▸ What you need to do
Print each line exactly as it is given.

▸ Record extracts
******************************
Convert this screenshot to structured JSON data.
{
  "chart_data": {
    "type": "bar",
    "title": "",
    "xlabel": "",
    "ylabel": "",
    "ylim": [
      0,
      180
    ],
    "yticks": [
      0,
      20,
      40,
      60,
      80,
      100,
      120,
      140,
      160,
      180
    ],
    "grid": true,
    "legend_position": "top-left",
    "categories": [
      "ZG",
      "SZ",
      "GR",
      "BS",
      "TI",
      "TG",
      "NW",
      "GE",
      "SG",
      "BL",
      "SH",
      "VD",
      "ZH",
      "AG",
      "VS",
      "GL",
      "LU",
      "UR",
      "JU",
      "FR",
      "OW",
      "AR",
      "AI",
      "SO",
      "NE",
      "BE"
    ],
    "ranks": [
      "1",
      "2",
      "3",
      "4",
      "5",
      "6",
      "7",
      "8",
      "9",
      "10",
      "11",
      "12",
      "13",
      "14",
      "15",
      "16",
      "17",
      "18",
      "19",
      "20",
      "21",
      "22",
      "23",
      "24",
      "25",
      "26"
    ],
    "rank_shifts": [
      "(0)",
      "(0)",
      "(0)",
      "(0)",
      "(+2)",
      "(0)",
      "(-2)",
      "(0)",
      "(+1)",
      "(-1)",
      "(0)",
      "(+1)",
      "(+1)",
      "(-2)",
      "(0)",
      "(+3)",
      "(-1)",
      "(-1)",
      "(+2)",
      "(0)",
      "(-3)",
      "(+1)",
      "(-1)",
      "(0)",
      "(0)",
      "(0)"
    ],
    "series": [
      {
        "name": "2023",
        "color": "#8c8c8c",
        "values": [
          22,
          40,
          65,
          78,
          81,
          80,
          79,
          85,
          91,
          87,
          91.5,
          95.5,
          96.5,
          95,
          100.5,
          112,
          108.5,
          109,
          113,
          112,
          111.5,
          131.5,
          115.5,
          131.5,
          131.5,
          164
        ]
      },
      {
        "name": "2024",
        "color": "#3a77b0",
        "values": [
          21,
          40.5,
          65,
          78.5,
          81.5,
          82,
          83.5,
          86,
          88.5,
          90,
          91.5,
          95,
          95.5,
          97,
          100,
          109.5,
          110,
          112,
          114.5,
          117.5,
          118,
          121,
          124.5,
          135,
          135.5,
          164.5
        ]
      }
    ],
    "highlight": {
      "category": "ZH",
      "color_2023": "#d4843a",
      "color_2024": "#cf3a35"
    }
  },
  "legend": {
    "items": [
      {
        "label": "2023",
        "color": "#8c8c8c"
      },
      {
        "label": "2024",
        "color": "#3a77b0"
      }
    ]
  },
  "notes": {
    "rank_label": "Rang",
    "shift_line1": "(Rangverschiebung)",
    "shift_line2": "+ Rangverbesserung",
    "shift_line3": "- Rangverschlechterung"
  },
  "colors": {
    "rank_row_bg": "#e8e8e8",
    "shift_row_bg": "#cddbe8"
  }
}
******************************
▸ Written solution
Convert this screenshot to structured JSON data.
{
  "chart_data": {
    "type": "bar",
    "title": "",
    "xlabel": "",
    "ylabel": "",
    "ylim": [
      0,
      180
    ],
    "yticks": [
      0,
      20,
      40,
      60,
      80,
      100,
      120,
      140,
      160,
      180
    ],
    "grid": true,
    "legend_position": "top-left",
    "categories": [
      "ZG",
      "SZ",
      "GR",
      "BS",
      "TI",
      "TG",
      "NW",
      "GE",
      "SG",
      "BL",
      "SH",
      "VD",
      "ZH",
      "AG",
      "VS",
      "GL",
      "LU",
      "UR",
      "JU",
      "FR",
      "OW",
      "AR",
      "AI",
      "SO",
      "NE",
      "BE"
    ],
    "ranks": [
      "1",
      "2",
      "3",
      "4",
      "5",
      "6",
      "7",
      "8",
      "9",
      "10",
      "11",
      "12",
      "13",
      "14",
      "15",
      "16",
      "17",
      "18",
      "19",
      "20",
      "21",
      "22",
      "23",
      "24",
      "25",
      "26"
    ],
    "rank_shifts": [
      "(0)",
      "(0)",
      "(0)",
      "(0)",
      "(+2)",
      "(0)",
      "(-2)",
      "(0)",
      "(+1)",
      "(-1)",
      "(0)",
      "(+1)",
      "(+1)",
      "(-2)",
      "(0)",
      "(+3)",
      "(-1)",
      "(-1)",
      "(+2)",
      "(0)",
      "(-3)",
      "(+1)",
      "(-1)",
      "(0)",
      "(0)",
      "(0)"
    ],
    "series": [
      {
        "name": "2023",
        "color": "#8c8c8c",
        "values": [
          22,
          40,
          65,
          78,
          81,
          80,
          79,
          85,
          91,
          87,
          91.5,
          95.5,
          96.5,
          95,
          100.5,
          112,
          108.5,
          109,
          113,
          112,
          111.5,
          131.5,
          115.5,
          131.5,
          131.5,
          164
        ]
      },
      {
        "name": "2024",
        "color": "#3a77b0",
        "values": [
          21,
          40.5,
          65,
          78.5,
          81.5,
          82,
          83.5,
          86,
          88.5,
          90,
          91.5,
          95,
          95.5,
          97,
          100,
          109.5,
          110,
          112,
          114.5,
          117.5,
          118,
          121,
          124.5,
          135,
          135.5,
          164.5
        ]
      }
    ],
    "highlight": {
      "category": "ZH",
      "color_2023": "#d4843a",
      "color_2024": "#cf3a35"
    }
  },
  "legend": {
    "items": [
      {
        "label": "2023",
        "color": "#8c8c8c"
      },
      {
        "label": "2024",
        "color": "#3a77b0"
      }
    ]
  },
  "notes": {
    "rank_label": "Rang",
    "shift_line1": "(Rangverschiebung)",
    "shift_line2": "+ Rangverbesserung",
    "shift_line3": "- Rangverschlechterung"
  },
  "colors": {
    "rank_row_bg": "#e8e8e8",
    "shift_row_bg": "#cddbe8"
  }
}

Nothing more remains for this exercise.